Could you repeat the records below exactly, leaving out any pictures?

Data entries:

************

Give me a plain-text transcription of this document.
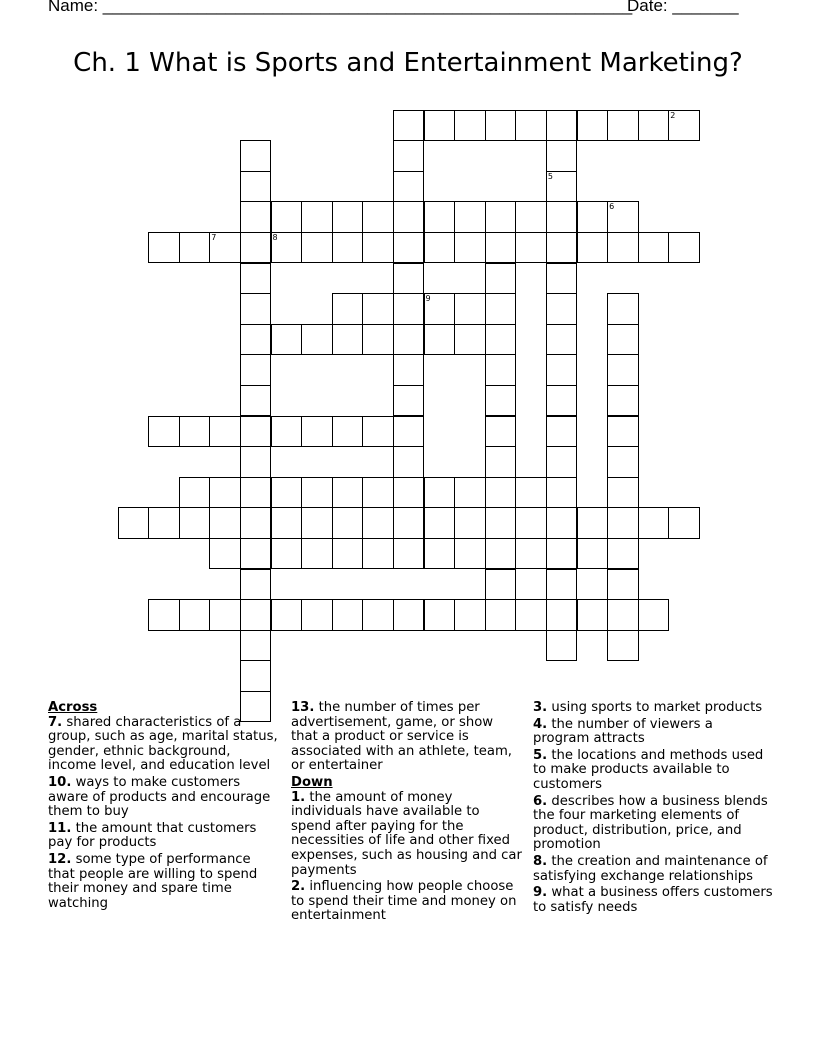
Name: ________________________________________________________
Date: _______
Ch. 1 What is Sports and Entertainment Marketing?
7	8
6
9
2
5
Across
7. shared characteristics of a group, such as age, marital status, gender, ethnic background, income level, and education level
10. ways to make customers aware of products and encourage them to buy
11. the amount that customers pay for products
12. some type of performance that people are willing to spend their money and spare time watching
13. the number of times per advertisement, game, or show that a product or service is associated with an athlete, team, or entertainer
Down
1. the amount of money individuals have available to spend after paying for the necessities of life and other fixed expenses, such as housing and car payments
2. influencing how people choose to spend their time and money on entertainment
3. using sports to market products
4. the number of viewers a program attracts
5. the locations and methods used to make products available to customers
6. describes how a business blends the four marketing elements of product, distribution, price, and promotion
8. the creation and maintenance of satisfying exchange relationships
9. what a business offers customers to satisfy needs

************

WRITTEN RESPONSE:
Give me a plain-text transcription of this document.
Name: ________________________________________________________
Date: _______
Ch. 1 What is Sports and Entertainment Marketing?
7	8
6
9
2
5
Across
7. shared characteristics of a group, such as age, marital status, gender, ethnic background, income level, and education level
10. ways to make customers aware of products and encourage them to buy
11. the amount that customers pay for products
12. some type of performance that people are willing to spend their money and spare time watching
13. the number of times per advertisement, game, or show that a product or service is associated with an athlete, team, or entertainer
Down
1. the amount of money individuals have available to spend after paying for the necessities of life and other fixed expenses, such as housing and car payments
2. influencing how people choose to spend their time and money on entertainment
3. using sports to market products
4. the number of viewers a program attracts
5. the locations and methods used to make products available to customers
6. describes how a business blends the four marketing elements of product, distribution, price, and promotion
8. the creation and maintenance of satisfying exchange relationships
9. what a business offers customers to satisfy needs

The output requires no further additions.